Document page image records
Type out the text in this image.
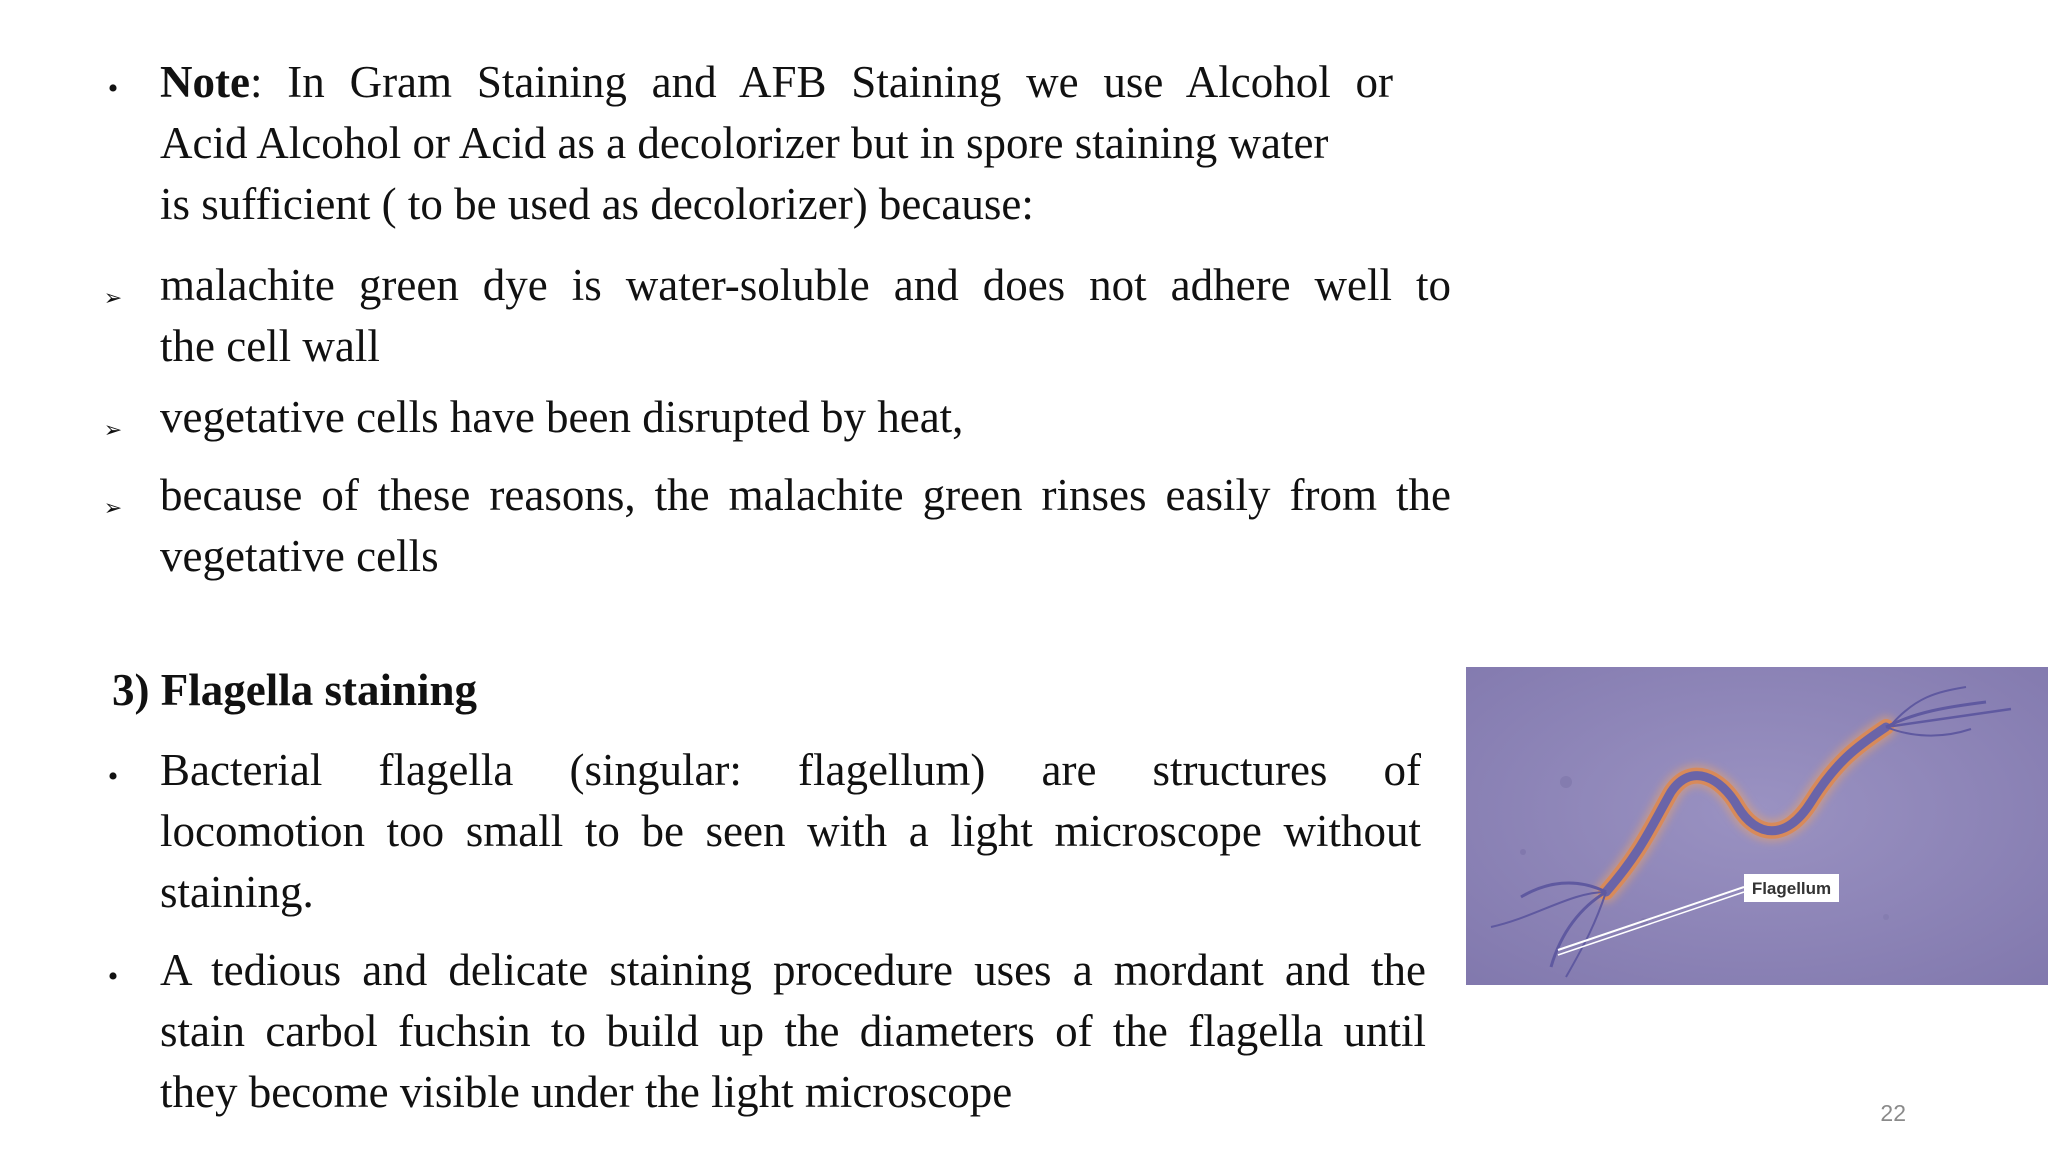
• Note: In Gram Staining and AFB Staining we use Alcohol or
Acid Alcohol or Acid as a decolorizer but in spore staining water
is sufficient ( to be used as decolorizer) because:
➢ malachite green dye is water-soluble and does not adhere well to
the cell wall
➢ vegetative cells have been disrupted by heat,
➢ because of these reasons, the malachite green rinses easily from the
vegetative cells
3) Flagella staining
• Bacterial flagella (singular: flagellum) are structures of
locomotion too small to be seen with a light microscope without
staining.
• A tedious and delicate staining procedure uses a mordant and the
stain carbol fuchsin to build up the diameters of the flagella until
they become visible under the light microscope
Flagellum
22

• [Exercise description]:
A word-for-word copy of all the data, without pictures, is the expected output.

• [Result of this task]:
Type out the text in this image.
• Note: In Gram Staining and AFB Staining we use Alcohol or
Acid Alcohol or Acid as a decolorizer but in spore staining water
is sufficient ( to be used as decolorizer) because:
➢ malachite green dye is water-soluble and does not adhere well to
the cell wall
➢ vegetative cells have been disrupted by heat,
➢ because of these reasons, the malachite green rinses easily from the
vegetative cells
3) Flagella staining
• Bacterial flagella (singular: flagellum) are structures of
locomotion too small to be seen with a light microscope without
staining.
• A tedious and delicate staining procedure uses a mordant and the
stain carbol fuchsin to build up the diameters of the flagella until
they become visible under the light microscope
Flagellum
22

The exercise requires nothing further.